GIVEN EXERCISE - Transcribe every entry word for word, leaving out all images.
— Begin THE INPUT —
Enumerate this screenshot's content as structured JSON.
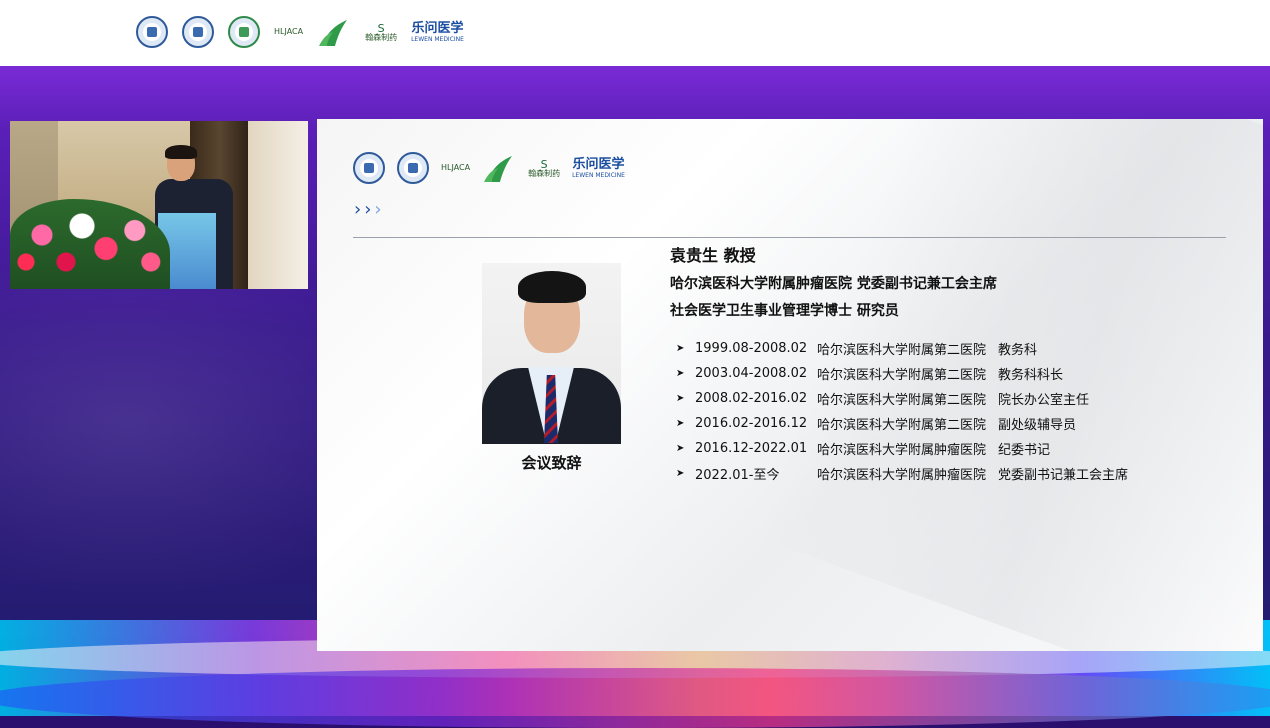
{
  "header": {
    "logos": [
      {
        "icon": "university-seal-icon"
      },
      {
        "icon": "hospital-seal-icon"
      },
      {
        "icon": "green-seal-icon"
      },
      {
        "icon": "association-wheat-logo-icon",
        "text": "HLJACA"
      },
      {
        "icon": "leaf-logo-icon"
      },
      {
        "icon": "pharma-logo-icon",
        "text": "翰森制药"
      },
      {
        "icon": "lewen-medicine-logo-icon",
        "text": "乐问医学",
        "subtext": "LEWEN MEDICINE"
      }
    ]
  },
  "slide": {
    "speaker_name": "袁贵生  教授",
    "positions": [
      "哈尔滨医科大学附属肿瘤医院  党委副书记兼工会主席",
      "社会医学卫生事业管理学博士  研究员"
    ],
    "photo_caption": "会议致辞",
    "timeline": [
      {
        "period": "1999.08-2008.02",
        "org": "哈尔滨医科大学附属第二医院",
        "role": "教务科"
      },
      {
        "period": "2003.04-2008.02",
        "org": "哈尔滨医科大学附属第二医院",
        "role": "教务科科长"
      },
      {
        "period": "2008.02-2016.02",
        "org": "哈尔滨医科大学附属第二医院",
        "role": "院长办公室主任"
      },
      {
        "period": "2016.02-2016.12",
        "org": "哈尔滨医科大学附属第二医院",
        "role": "副处级辅导员"
      },
      {
        "period": "2016.12-2022.01",
        "org": "哈尔滨医科大学附属肿瘤医院",
        "role": "纪委书记"
      },
      {
        "period": "2022.01-至今",
        "org": "哈尔滨医科大学附属肿瘤医院",
        "role": "党委副书记兼工会主席"
      }
    ],
    "bullet_glyph": "➤",
    "arrow_glyph": "›"
  },
  "video": {
    "icon": "speaker-video-feed"
  },
  "colors": {
    "accent": "#1f4fa0",
    "background_top": "#7a2bd6",
    "background_bottom": "#1d1e6a"
  }
}
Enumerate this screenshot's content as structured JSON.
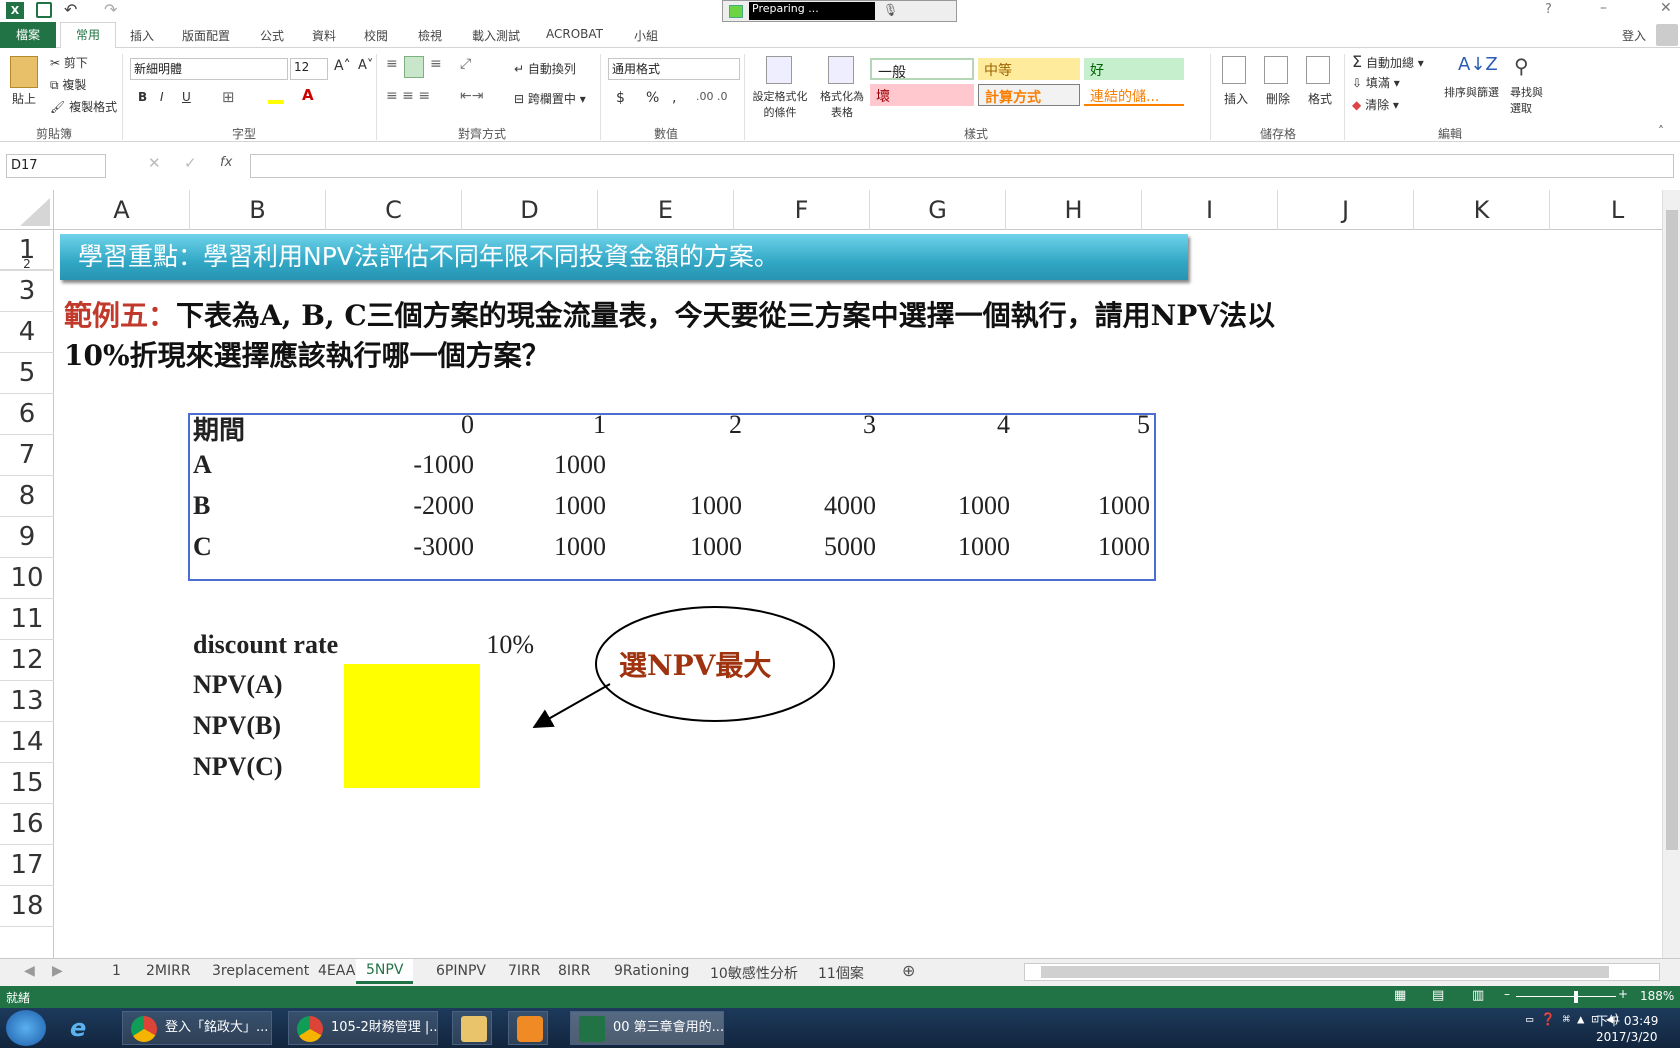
{
  "titlebar": {
    "preparing": "Preparing ...",
    "help": "?",
    "login": "登入"
  },
  "ribbon_tabs": [
    "檔案",
    "常用",
    "插入",
    "版面配置",
    "公式",
    "資料",
    "校閱",
    "檢視",
    "載入測試",
    "ACROBAT",
    "小組"
  ],
  "clipboard": {
    "paste": "貼上",
    "cut": "剪下",
    "copy": "複製",
    "format_painter": "複製格式",
    "group": "剪貼簿"
  },
  "font": {
    "name": "新細明體",
    "size": "12",
    "group": "字型",
    "bold": "B",
    "italic": "I",
    "underline": "U"
  },
  "alignment": {
    "wrap": "自動換列",
    "merge": "跨欄置中",
    "group": "對齊方式"
  },
  "number": {
    "format": "通用格式",
    "group": "數值",
    "currency": "$",
    "percent": "%",
    "comma": ","
  },
  "styles": {
    "conditional": "設定格式化的條件",
    "as_table": "格式化為表格",
    "normal": "一般",
    "neutral": "中等",
    "good": "好",
    "bad": "壞",
    "calc": "計算方式",
    "link": "連結的儲...",
    "group": "樣式"
  },
  "cells": {
    "insert": "插入",
    "delete": "刪除",
    "format": "格式",
    "group": "儲存格"
  },
  "editing": {
    "autosum": "自動加總",
    "fill": "填滿",
    "clear": "清除",
    "sort": "排序與篩選",
    "find": "尋找與選取",
    "group": "編輯"
  },
  "formula_bar": {
    "name_box": "D17",
    "fx": "fx",
    "value": ""
  },
  "columns": [
    "A",
    "B",
    "C",
    "D",
    "E",
    "F",
    "G",
    "H",
    "I",
    "J",
    "K",
    "L"
  ],
  "rows": [
    "1",
    "2",
    "3",
    "4",
    "5",
    "6",
    "7",
    "8",
    "9",
    "10",
    "11",
    "12",
    "13",
    "14",
    "15",
    "16",
    "17",
    "18"
  ],
  "sheet": {
    "banner": "學習重點：學習利用NPV法評估不同年限不同投資金額的方案。",
    "example_label": "範例五：",
    "question_line1": "下表為A, B, C三個方案的現金流量表，今天要從三方案中選擇一個執行，請用NPV法以",
    "question_line2": "10%折現來選擇應該執行哪一個方案？",
    "table": {
      "header": [
        "期間",
        "0",
        "1",
        "2",
        "3",
        "4",
        "5"
      ],
      "rows": [
        [
          "A",
          "-1000",
          "1000",
          "",
          "",
          "",
          ""
        ],
        [
          "B",
          "-2000",
          "1000",
          "1000",
          "4000",
          "1000",
          "1000"
        ],
        [
          "C",
          "-3000",
          "1000",
          "1000",
          "5000",
          "1000",
          "1000"
        ]
      ]
    },
    "discount_label": "discount rate",
    "discount_value": "10%",
    "npv_labels": [
      "NPV(A)",
      "NPV(B)",
      "NPV(C)"
    ],
    "callout": "選NPV最大"
  },
  "sheet_tabs": [
    "1",
    "2MIRR",
    "3replacement",
    "4EAA",
    "5NPV",
    "6PINPV",
    "7IRR",
    "8IRR",
    "9Rationing",
    "10敏感性分析",
    "11個案"
  ],
  "active_sheet": "5NPV",
  "status": {
    "ready": "就緒",
    "zoom": "188%"
  },
  "taskbar": {
    "items": [
      "登入「銘政大」...",
      "105-2財務管理 |...",
      "",
      "",
      "00 第三章會用的..."
    ],
    "time": "下午 03:49",
    "date": "2017/3/20"
  },
  "colors": {
    "excel_green": "#217346",
    "banner": "#3cb4d2",
    "highlight": "#ffff00",
    "table_border": "#4a6fd0",
    "example_red": "#c0392b",
    "callout_text": "#a0330f"
  }
}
— End THE INPUT —
TASK ANSWER -
Enumerate this screenshot's content as structured JSON.
{
  "header": {
    "logos": [
      {
        "icon": "university-seal-icon"
      },
      {
        "icon": "hospital-seal-icon"
      },
      {
        "icon": "green-seal-icon"
      },
      {
        "icon": "association-wheat-logo-icon",
        "text": "HLJACA"
      },
      {
        "icon": "leaf-logo-icon"
      },
      {
        "icon": "pharma-logo-icon",
        "text": "翰森制药"
      },
      {
        "icon": "lewen-medicine-logo-icon",
        "text": "乐问医学",
        "subtext": "LEWEN MEDICINE"
      }
    ]
  },
  "slide": {
    "speaker_name": "袁贵生  教授",
    "positions": [
      "哈尔滨医科大学附属肿瘤医院  党委副书记兼工会主席",
      "社会医学卫生事业管理学博士  研究员"
    ],
    "photo_caption": "会议致辞",
    "timeline": [
      {
        "period": "1999.08-2008.02",
        "org": "哈尔滨医科大学附属第二医院",
        "role": "教务科"
      },
      {
        "period": "2003.04-2008.02",
        "org": "哈尔滨医科大学附属第二医院",
        "role": "教务科科长"
      },
      {
        "period": "2008.02-2016.02",
        "org": "哈尔滨医科大学附属第二医院",
        "role": "院长办公室主任"
      },
      {
        "period": "2016.02-2016.12",
        "org": "哈尔滨医科大学附属第二医院",
        "role": "副处级辅导员"
      },
      {
        "period": "2016.12-2022.01",
        "org": "哈尔滨医科大学附属肿瘤医院",
        "role": "纪委书记"
      },
      {
        "period": "2022.01-至今",
        "org": "哈尔滨医科大学附属肿瘤医院",
        "role": "党委副书记兼工会主席"
      }
    ],
    "bullet_glyph": "➤",
    "arrow_glyph": "›"
  },
  "video": {
    "icon": "speaker-video-feed"
  },
  "colors": {
    "accent": "#1f4fa0",
    "background_top": "#7a2bd6",
    "background_bottom": "#1d1e6a"
  }
}
Enumerate this screenshot's content as structured JSON.
{
  "titlebar": {
    "preparing": "Preparing ...",
    "help": "?",
    "login": "登入"
  },
  "ribbon_tabs": [
    "檔案",
    "常用",
    "插入",
    "版面配置",
    "公式",
    "資料",
    "校閱",
    "檢視",
    "載入測試",
    "ACROBAT",
    "小組"
  ],
  "clipboard": {
    "paste": "貼上",
    "cut": "剪下",
    "copy": "複製",
    "format_painter": "複製格式",
    "group": "剪貼簿"
  },
  "font": {
    "name": "新細明體",
    "size": "12",
    "group": "字型",
    "bold": "B",
    "italic": "I",
    "underline": "U"
  },
  "alignment": {
    "wrap": "自動換列",
    "merge": "跨欄置中",
    "group": "對齊方式"
  },
  "number": {
    "format": "通用格式",
    "group": "數值",
    "currency": "$",
    "percent": "%",
    "comma": ","
  },
  "styles": {
    "conditional": "設定格式化的條件",
    "as_table": "格式化為表格",
    "normal": "一般",
    "neutral": "中等",
    "good": "好",
    "bad": "壞",
    "calc": "計算方式",
    "link": "連結的儲...",
    "group": "樣式"
  },
  "cells": {
    "insert": "插入",
    "delete": "刪除",
    "format": "格式",
    "group": "儲存格"
  },
  "editing": {
    "autosum": "自動加總",
    "fill": "填滿",
    "clear": "清除",
    "sort": "排序與篩選",
    "find": "尋找與選取",
    "group": "編輯"
  },
  "formula_bar": {
    "name_box": "D17",
    "fx": "fx",
    "value": ""
  },
  "columns": [
    "A",
    "B",
    "C",
    "D",
    "E",
    "F",
    "G",
    "H",
    "I",
    "J",
    "K",
    "L"
  ],
  "rows": [
    "1",
    "2",
    "3",
    "4",
    "5",
    "6",
    "7",
    "8",
    "9",
    "10",
    "11",
    "12",
    "13",
    "14",
    "15",
    "16",
    "17",
    "18"
  ],
  "sheet": {
    "banner": "學習重點：學習利用NPV法評估不同年限不同投資金額的方案。",
    "example_label": "範例五：",
    "question_line1": "下表為A, B, C三個方案的現金流量表，今天要從三方案中選擇一個執行，請用NPV法以",
    "question_line2": "10%折現來選擇應該執行哪一個方案？",
    "table": {
      "header": [
        "期間",
        "0",
        "1",
        "2",
        "3",
        "4",
        "5"
      ],
      "rows": [
        [
          "A",
          "-1000",
          "1000",
          "",
          "",
          "",
          ""
        ],
        [
          "B",
          "-2000",
          "1000",
          "1000",
          "4000",
          "1000",
          "1000"
        ],
        [
          "C",
          "-3000",
          "1000",
          "1000",
          "5000",
          "1000",
          "1000"
        ]
      ]
    },
    "discount_label": "discount rate",
    "discount_value": "10%",
    "npv_labels": [
      "NPV(A)",
      "NPV(B)",
      "NPV(C)"
    ],
    "callout": "選NPV最大"
  },
  "sheet_tabs": [
    "1",
    "2MIRR",
    "3replacement",
    "4EAA",
    "5NPV",
    "6PINPV",
    "7IRR",
    "8IRR",
    "9Rationing",
    "10敏感性分析",
    "11個案"
  ],
  "active_sheet": "5NPV",
  "status": {
    "ready": "就緒",
    "zoom": "188%"
  },
  "taskbar": {
    "items": [
      "登入「銘政大」...",
      "105-2財務管理 |...",
      "",
      "",
      "00 第三章會用的..."
    ],
    "time": "下午 03:49",
    "date": "2017/3/20"
  },
  "colors": {
    "excel_green": "#217346",
    "banner": "#3cb4d2",
    "highlight": "#ffff00",
    "table_border": "#4a6fd0",
    "example_red": "#c0392b",
    "callout_text": "#a0330f"
  }
}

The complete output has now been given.